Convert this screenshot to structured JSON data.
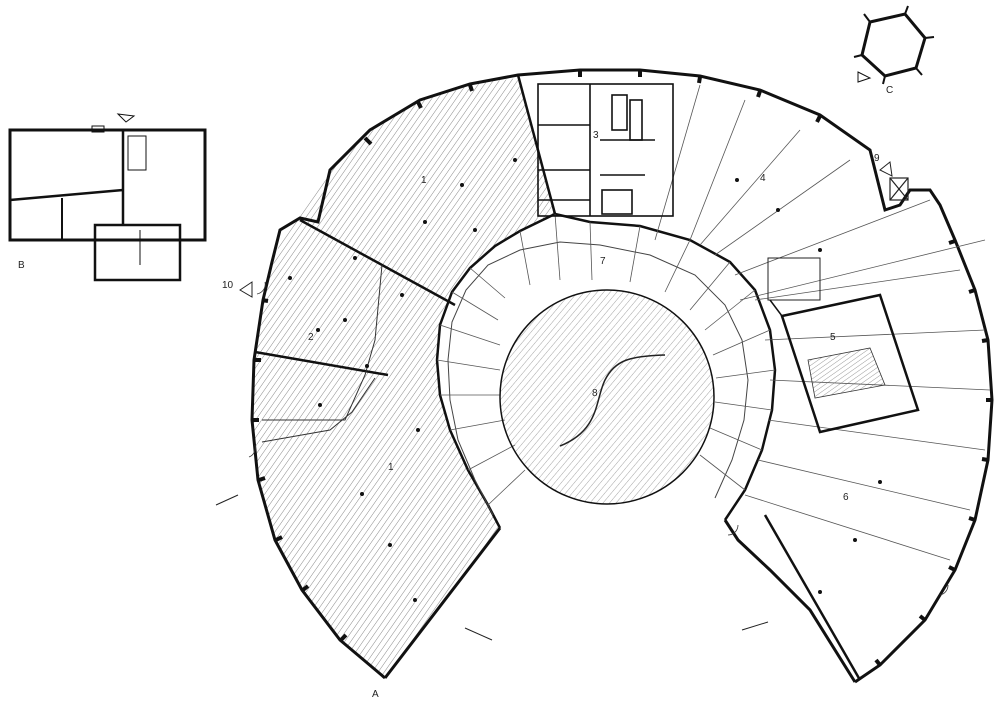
{
  "plan": {
    "buildings": {
      "A": {
        "label": "A"
      },
      "B": {
        "label": "B"
      },
      "C": {
        "label": "C"
      }
    },
    "rooms": [
      {
        "id": "room-1-upper",
        "label": "1"
      },
      {
        "id": "room-1-lower",
        "label": "1"
      },
      {
        "id": "room-2",
        "label": "2"
      },
      {
        "id": "room-3",
        "label": "3"
      },
      {
        "id": "room-4",
        "label": "4"
      },
      {
        "id": "room-5",
        "label": "5"
      },
      {
        "id": "room-6",
        "label": "6"
      },
      {
        "id": "room-7",
        "label": "7"
      },
      {
        "id": "room-8",
        "label": "8"
      },
      {
        "id": "room-9",
        "label": "9"
      },
      {
        "id": "room-10",
        "label": "10"
      }
    ]
  }
}
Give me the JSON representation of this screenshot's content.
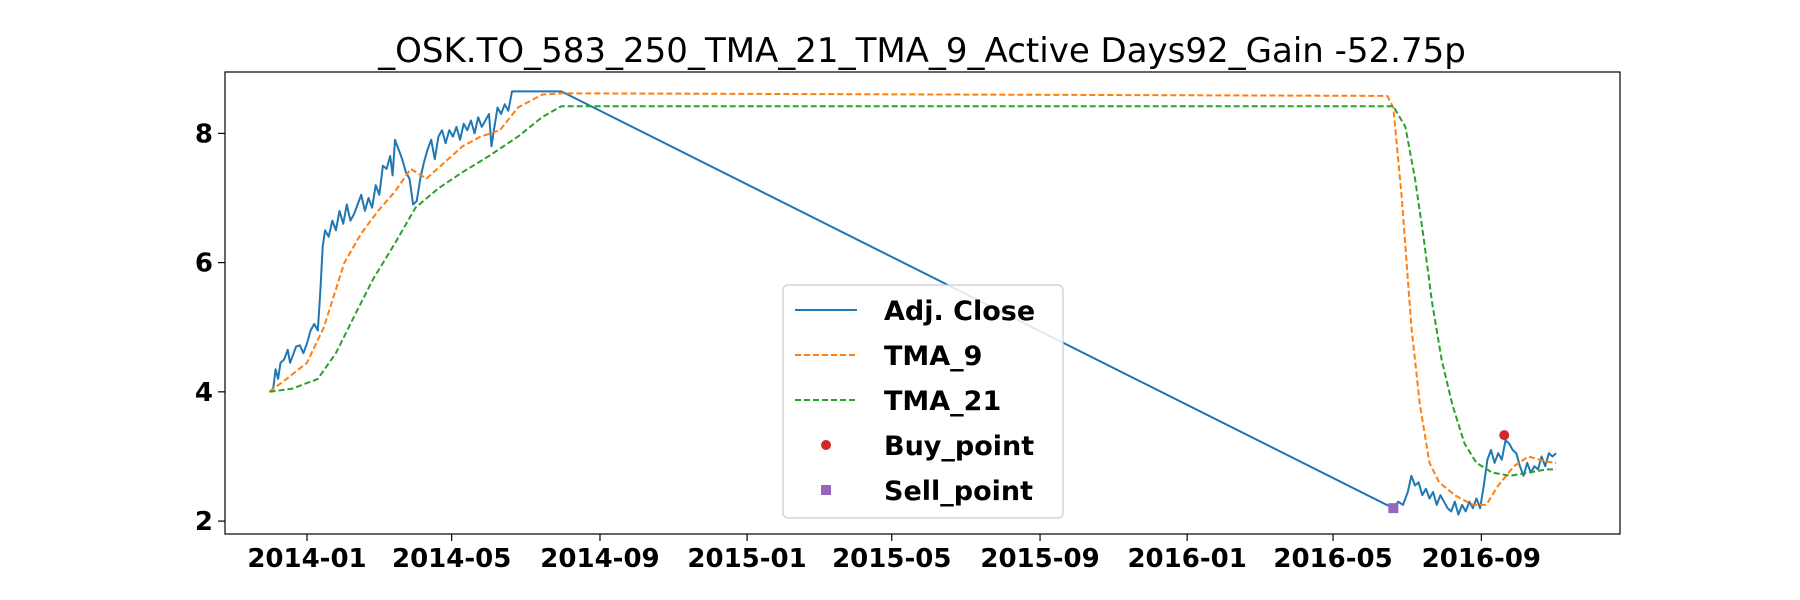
{
  "chart_data": {
    "type": "line",
    "title": "_OSK.TO_583_250_TMA_21_TMA_9_Active Days92_Gain -52.75p",
    "xlabel": "",
    "ylabel": "",
    "x_type": "date",
    "xlim": [
      "2013-10-25",
      "2016-12-25"
    ],
    "ylim": [
      1.8,
      8.95
    ],
    "xticks": [
      "2014-01",
      "2014-05",
      "2014-09",
      "2015-01",
      "2015-05",
      "2015-09",
      "2016-01",
      "2016-05",
      "2016-09"
    ],
    "yticks": [
      2,
      4,
      6,
      8
    ],
    "grid": false,
    "legend_position": "lower center",
    "series": [
      {
        "name": "Adj. Close",
        "color": "#1f77b4",
        "style": "solid",
        "points": [
          [
            "2013-12-01",
            4.0
          ],
          [
            "2013-12-04",
            4.05
          ],
          [
            "2013-12-06",
            4.35
          ],
          [
            "2013-12-08",
            4.2
          ],
          [
            "2013-12-10",
            4.45
          ],
          [
            "2013-12-13",
            4.5
          ],
          [
            "2013-12-16",
            4.65
          ],
          [
            "2013-12-18",
            4.45
          ],
          [
            "2013-12-20",
            4.55
          ],
          [
            "2013-12-23",
            4.7
          ],
          [
            "2013-12-26",
            4.72
          ],
          [
            "2013-12-29",
            4.6
          ],
          [
            "2014-01-01",
            4.75
          ],
          [
            "2014-01-04",
            4.95
          ],
          [
            "2014-01-07",
            5.05
          ],
          [
            "2014-01-10",
            4.95
          ],
          [
            "2014-01-12",
            5.55
          ],
          [
            "2014-01-14",
            6.25
          ],
          [
            "2014-01-16",
            6.5
          ],
          [
            "2014-01-19",
            6.4
          ],
          [
            "2014-01-22",
            6.65
          ],
          [
            "2014-01-25",
            6.5
          ],
          [
            "2014-01-28",
            6.8
          ],
          [
            "2014-01-31",
            6.6
          ],
          [
            "2014-02-03",
            6.9
          ],
          [
            "2014-02-06",
            6.65
          ],
          [
            "2014-02-09",
            6.75
          ],
          [
            "2014-02-12",
            6.9
          ],
          [
            "2014-02-15",
            7.05
          ],
          [
            "2014-02-18",
            6.8
          ],
          [
            "2014-02-21",
            7.0
          ],
          [
            "2014-02-24",
            6.85
          ],
          [
            "2014-02-27",
            7.2
          ],
          [
            "2014-03-02",
            7.05
          ],
          [
            "2014-03-05",
            7.5
          ],
          [
            "2014-03-08",
            7.45
          ],
          [
            "2014-03-11",
            7.65
          ],
          [
            "2014-03-13",
            7.35
          ],
          [
            "2014-03-15",
            7.9
          ],
          [
            "2014-03-18",
            7.75
          ],
          [
            "2014-03-21",
            7.6
          ],
          [
            "2014-03-24",
            7.4
          ],
          [
            "2014-03-27",
            7.3
          ],
          [
            "2014-03-30",
            6.9
          ],
          [
            "2014-04-02",
            6.95
          ],
          [
            "2014-04-05",
            7.3
          ],
          [
            "2014-04-08",
            7.55
          ],
          [
            "2014-04-11",
            7.75
          ],
          [
            "2014-04-14",
            7.9
          ],
          [
            "2014-04-17",
            7.6
          ],
          [
            "2014-04-20",
            7.95
          ],
          [
            "2014-04-23",
            8.05
          ],
          [
            "2014-04-26",
            7.85
          ],
          [
            "2014-04-29",
            8.05
          ],
          [
            "2014-05-02",
            7.95
          ],
          [
            "2014-05-05",
            8.1
          ],
          [
            "2014-05-08",
            7.9
          ],
          [
            "2014-05-11",
            8.15
          ],
          [
            "2014-05-14",
            8.05
          ],
          [
            "2014-05-17",
            8.2
          ],
          [
            "2014-05-20",
            8.0
          ],
          [
            "2014-05-23",
            8.25
          ],
          [
            "2014-05-26",
            8.1
          ],
          [
            "2014-05-29",
            8.2
          ],
          [
            "2014-06-01",
            8.3
          ],
          [
            "2014-06-03",
            7.8
          ],
          [
            "2014-06-05",
            8.05
          ],
          [
            "2014-06-08",
            8.4
          ],
          [
            "2014-06-11",
            8.3
          ],
          [
            "2014-06-14",
            8.45
          ],
          [
            "2014-06-17",
            8.35
          ],
          [
            "2014-06-20",
            8.65
          ],
          [
            "2014-07-31",
            8.65
          ],
          [
            "2016-06-20",
            2.2
          ],
          [
            "2016-06-24",
            2.3
          ],
          [
            "2016-06-28",
            2.25
          ],
          [
            "2016-07-02",
            2.45
          ],
          [
            "2016-07-05",
            2.7
          ],
          [
            "2016-07-08",
            2.55
          ],
          [
            "2016-07-11",
            2.6
          ],
          [
            "2016-07-14",
            2.4
          ],
          [
            "2016-07-17",
            2.5
          ],
          [
            "2016-07-20",
            2.35
          ],
          [
            "2016-07-23",
            2.45
          ],
          [
            "2016-07-26",
            2.25
          ],
          [
            "2016-07-29",
            2.4
          ],
          [
            "2016-08-01",
            2.3
          ],
          [
            "2016-08-04",
            2.2
          ],
          [
            "2016-08-07",
            2.15
          ],
          [
            "2016-08-10",
            2.3
          ],
          [
            "2016-08-13",
            2.1
          ],
          [
            "2016-08-16",
            2.25
          ],
          [
            "2016-08-19",
            2.15
          ],
          [
            "2016-08-22",
            2.3
          ],
          [
            "2016-08-25",
            2.2
          ],
          [
            "2016-08-28",
            2.35
          ],
          [
            "2016-08-31",
            2.2
          ],
          [
            "2016-09-03",
            2.55
          ],
          [
            "2016-09-06",
            2.95
          ],
          [
            "2016-09-09",
            3.1
          ],
          [
            "2016-09-12",
            2.9
          ],
          [
            "2016-09-15",
            3.05
          ],
          [
            "2016-09-18",
            2.95
          ],
          [
            "2016-09-21",
            3.25
          ],
          [
            "2016-09-24",
            3.2
          ],
          [
            "2016-09-27",
            3.1
          ],
          [
            "2016-09-30",
            3.05
          ],
          [
            "2016-10-03",
            2.85
          ],
          [
            "2016-10-06",
            2.7
          ],
          [
            "2016-10-09",
            2.9
          ],
          [
            "2016-10-12",
            2.75
          ],
          [
            "2016-10-15",
            2.85
          ],
          [
            "2016-10-18",
            2.8
          ],
          [
            "2016-10-21",
            3.0
          ],
          [
            "2016-10-24",
            2.85
          ],
          [
            "2016-10-27",
            3.05
          ],
          [
            "2016-10-30",
            3.0
          ],
          [
            "2016-11-02",
            3.05
          ]
        ]
      },
      {
        "name": "TMA_9",
        "color": "#ff7f0e",
        "style": "dashed",
        "points": [
          [
            "2013-12-01",
            4.0
          ],
          [
            "2013-12-15",
            4.2
          ],
          [
            "2014-01-01",
            4.45
          ],
          [
            "2014-01-15",
            5.0
          ],
          [
            "2014-02-01",
            6.0
          ],
          [
            "2014-02-15",
            6.45
          ],
          [
            "2014-03-01",
            6.8
          ],
          [
            "2014-03-15",
            7.1
          ],
          [
            "2014-03-28",
            7.45
          ],
          [
            "2014-04-10",
            7.3
          ],
          [
            "2014-04-25",
            7.55
          ],
          [
            "2014-05-10",
            7.8
          ],
          [
            "2014-05-25",
            7.95
          ],
          [
            "2014-06-10",
            8.05
          ],
          [
            "2014-06-25",
            8.4
          ],
          [
            "2014-07-15",
            8.6
          ],
          [
            "2014-07-31",
            8.62
          ],
          [
            "2016-06-15",
            8.58
          ],
          [
            "2016-06-20",
            8.4
          ],
          [
            "2016-06-27",
            7.0
          ],
          [
            "2016-07-05",
            5.0
          ],
          [
            "2016-07-12",
            3.8
          ],
          [
            "2016-07-20",
            2.9
          ],
          [
            "2016-07-28",
            2.6
          ],
          [
            "2016-08-10",
            2.4
          ],
          [
            "2016-08-25",
            2.25
          ],
          [
            "2016-09-05",
            2.25
          ],
          [
            "2016-09-15",
            2.55
          ],
          [
            "2016-09-28",
            2.85
          ],
          [
            "2016-10-10",
            3.0
          ],
          [
            "2016-10-25",
            2.92
          ],
          [
            "2016-11-02",
            2.9
          ]
        ]
      },
      {
        "name": "TMA_21",
        "color": "#2ca02c",
        "style": "dashed",
        "points": [
          [
            "2013-12-01",
            4.0
          ],
          [
            "2013-12-20",
            4.05
          ],
          [
            "2014-01-10",
            4.2
          ],
          [
            "2014-01-25",
            4.6
          ],
          [
            "2014-02-10",
            5.2
          ],
          [
            "2014-02-25",
            5.75
          ],
          [
            "2014-03-15",
            6.3
          ],
          [
            "2014-04-01",
            6.85
          ],
          [
            "2014-04-20",
            7.15
          ],
          [
            "2014-05-10",
            7.4
          ],
          [
            "2014-06-01",
            7.65
          ],
          [
            "2014-06-25",
            7.95
          ],
          [
            "2014-07-15",
            8.25
          ],
          [
            "2014-07-31",
            8.42
          ],
          [
            "2016-06-20",
            8.42
          ],
          [
            "2016-06-30",
            8.1
          ],
          [
            "2016-07-08",
            7.3
          ],
          [
            "2016-07-15",
            6.4
          ],
          [
            "2016-07-22",
            5.4
          ],
          [
            "2016-07-30",
            4.5
          ],
          [
            "2016-08-08",
            3.8
          ],
          [
            "2016-08-18",
            3.2
          ],
          [
            "2016-08-28",
            2.9
          ],
          [
            "2016-09-10",
            2.75
          ],
          [
            "2016-09-25",
            2.7
          ],
          [
            "2016-10-10",
            2.75
          ],
          [
            "2016-10-25",
            2.8
          ],
          [
            "2016-11-02",
            2.8
          ]
        ]
      }
    ],
    "markers": [
      {
        "name": "Buy_point",
        "color": "#d62728",
        "shape": "circle",
        "points": [
          [
            "2016-09-20",
            3.33
          ]
        ]
      },
      {
        "name": "Sell_point",
        "color": "#9467bd",
        "shape": "square",
        "points": [
          [
            "2016-06-20",
            2.2
          ]
        ]
      }
    ]
  }
}
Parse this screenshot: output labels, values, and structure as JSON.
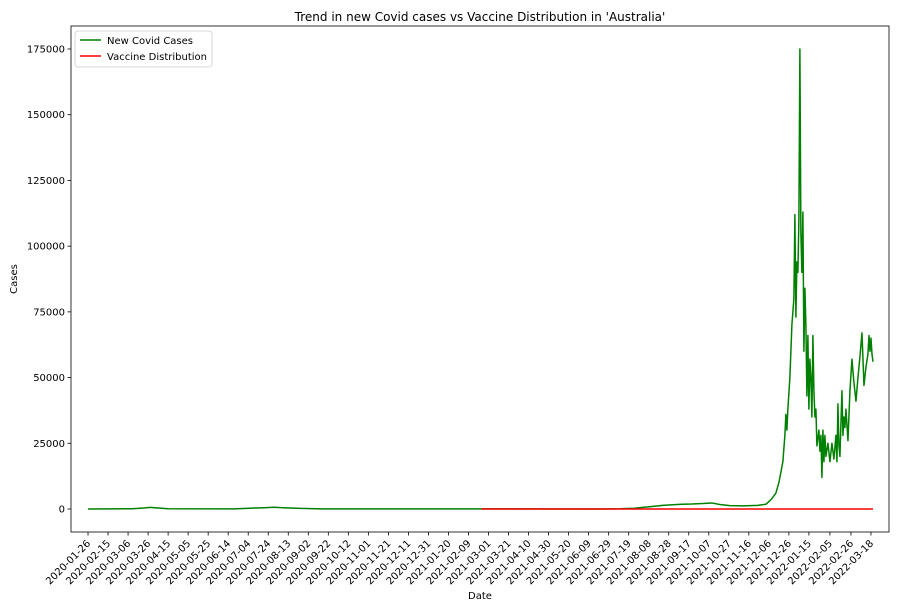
{
  "chart_data": {
    "type": "line",
    "title": "Trend in new Covid cases vs Vaccine Distribution in 'Australia'",
    "xlabel": "Date",
    "ylabel": "Cases",
    "ylim": [
      -8750,
      183750
    ],
    "x_range": [
      "2020-01-09",
      "2022-04-05"
    ],
    "y_ticks": [
      0,
      25000,
      50000,
      75000,
      100000,
      125000,
      150000,
      175000
    ],
    "x_ticks": [
      "2020-01-26",
      "2020-02-15",
      "2020-03-06",
      "2020-03-26",
      "2020-04-15",
      "2020-05-05",
      "2020-05-25",
      "2020-06-14",
      "2020-07-04",
      "2020-07-24",
      "2020-08-13",
      "2020-09-02",
      "2020-09-22",
      "2020-10-12",
      "2020-11-01",
      "2020-11-21",
      "2020-12-11",
      "2020-12-31",
      "2021-01-20",
      "2021-02-09",
      "2021-03-01",
      "2021-03-21",
      "2021-04-10",
      "2021-04-30",
      "2021-05-20",
      "2021-06-09",
      "2021-06-29",
      "2021-07-19",
      "2021-08-08",
      "2021-08-28",
      "2021-09-17",
      "2021-10-07",
      "2021-10-27",
      "2021-11-16",
      "2021-12-06",
      "2021-12-26",
      "2022-01-15",
      "2022-02-05",
      "2022-02-26",
      "2022-03-18"
    ],
    "grid": false,
    "legend": "top-left",
    "series": [
      {
        "name": "New Covid Cases",
        "color": "#008000",
        "points": [
          [
            "2020-01-26",
            0
          ],
          [
            "2020-03-10",
            100
          ],
          [
            "2020-03-22",
            400
          ],
          [
            "2020-03-28",
            600
          ],
          [
            "2020-04-05",
            400
          ],
          [
            "2020-04-15",
            100
          ],
          [
            "2020-06-20",
            50
          ],
          [
            "2020-07-05",
            300
          ],
          [
            "2020-07-20",
            500
          ],
          [
            "2020-07-30",
            650
          ],
          [
            "2020-08-08",
            500
          ],
          [
            "2020-08-25",
            250
          ],
          [
            "2020-09-15",
            50
          ],
          [
            "2021-06-20",
            20
          ],
          [
            "2021-07-10",
            100
          ],
          [
            "2021-07-25",
            300
          ],
          [
            "2021-08-10",
            900
          ],
          [
            "2021-08-22",
            1400
          ],
          [
            "2021-09-01",
            1600
          ],
          [
            "2021-09-10",
            1800
          ],
          [
            "2021-09-20",
            1900
          ],
          [
            "2021-10-01",
            2100
          ],
          [
            "2021-10-10",
            2300
          ],
          [
            "2021-10-18",
            1700
          ],
          [
            "2021-10-28",
            1300
          ],
          [
            "2021-11-10",
            1200
          ],
          [
            "2021-11-25",
            1400
          ],
          [
            "2021-12-03",
            1800
          ],
          [
            "2021-12-08",
            3500
          ],
          [
            "2021-12-13",
            6000
          ],
          [
            "2021-12-16",
            10000
          ],
          [
            "2021-12-20",
            18000
          ],
          [
            "2021-12-22",
            28000
          ],
          [
            "2021-12-23",
            36000
          ],
          [
            "2021-12-24",
            30000
          ],
          [
            "2021-12-25",
            38000
          ],
          [
            "2021-12-27",
            50000
          ],
          [
            "2021-12-29",
            70000
          ],
          [
            "2021-12-31",
            80000
          ],
          [
            "2022-01-01",
            112000
          ],
          [
            "2022-01-02",
            73000
          ],
          [
            "2022-01-03",
            94000
          ],
          [
            "2022-01-04",
            90000
          ],
          [
            "2022-01-05",
            110000
          ],
          [
            "2022-01-06",
            175000
          ],
          [
            "2022-01-07",
            105000
          ],
          [
            "2022-01-08",
            90000
          ],
          [
            "2022-01-09",
            113000
          ],
          [
            "2022-01-10",
            60000
          ],
          [
            "2022-01-11",
            84000
          ],
          [
            "2022-01-12",
            70000
          ],
          [
            "2022-01-13",
            43000
          ],
          [
            "2022-01-14",
            66000
          ],
          [
            "2022-01-15",
            38000
          ],
          [
            "2022-01-16",
            57000
          ],
          [
            "2022-01-17",
            50000
          ],
          [
            "2022-01-18",
            35000
          ],
          [
            "2022-01-19",
            66000
          ],
          [
            "2022-01-20",
            45000
          ],
          [
            "2022-01-21",
            35000
          ],
          [
            "2022-01-22",
            38000
          ],
          [
            "2022-01-23",
            24000
          ],
          [
            "2022-01-24",
            27000
          ],
          [
            "2022-01-25",
            30000
          ],
          [
            "2022-01-26",
            22000
          ],
          [
            "2022-01-27",
            28000
          ],
          [
            "2022-01-28",
            12000
          ],
          [
            "2022-01-29",
            30000
          ],
          [
            "2022-01-30",
            18000
          ],
          [
            "2022-01-31",
            28000
          ],
          [
            "2022-02-01",
            20000
          ],
          [
            "2022-02-03",
            25000
          ],
          [
            "2022-02-05",
            18000
          ],
          [
            "2022-02-07",
            25000
          ],
          [
            "2022-02-09",
            19000
          ],
          [
            "2022-02-11",
            28000
          ],
          [
            "2022-02-12",
            18000
          ],
          [
            "2022-02-13",
            40000
          ],
          [
            "2022-02-14",
            24000
          ],
          [
            "2022-02-15",
            20000
          ],
          [
            "2022-02-17",
            45000
          ],
          [
            "2022-02-18",
            28000
          ],
          [
            "2022-02-19",
            35000
          ],
          [
            "2022-02-20",
            31000
          ],
          [
            "2022-02-21",
            38000
          ],
          [
            "2022-02-23",
            26000
          ],
          [
            "2022-02-25",
            45000
          ],
          [
            "2022-02-27",
            57000
          ],
          [
            "2022-03-01",
            48000
          ],
          [
            "2022-03-03",
            41000
          ],
          [
            "2022-03-05",
            50000
          ],
          [
            "2022-03-07",
            58000
          ],
          [
            "2022-03-09",
            67000
          ],
          [
            "2022-03-11",
            47000
          ],
          [
            "2022-03-13",
            54000
          ],
          [
            "2022-03-15",
            59000
          ],
          [
            "2022-03-16",
            66000
          ],
          [
            "2022-03-17",
            60000
          ],
          [
            "2022-03-18",
            65000
          ],
          [
            "2022-03-19",
            59000
          ],
          [
            "2022-03-20",
            56000
          ]
        ]
      },
      {
        "name": "Vaccine Distribution",
        "color": "#ff0000",
        "points": [
          [
            "2021-02-22",
            0
          ],
          [
            "2022-03-20",
            0
          ]
        ]
      }
    ]
  }
}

++++++++++

What to do:
Make a tally of the lines in this data that include the string "Distribution", and answer with that tally alone.

Response to the exercise:
2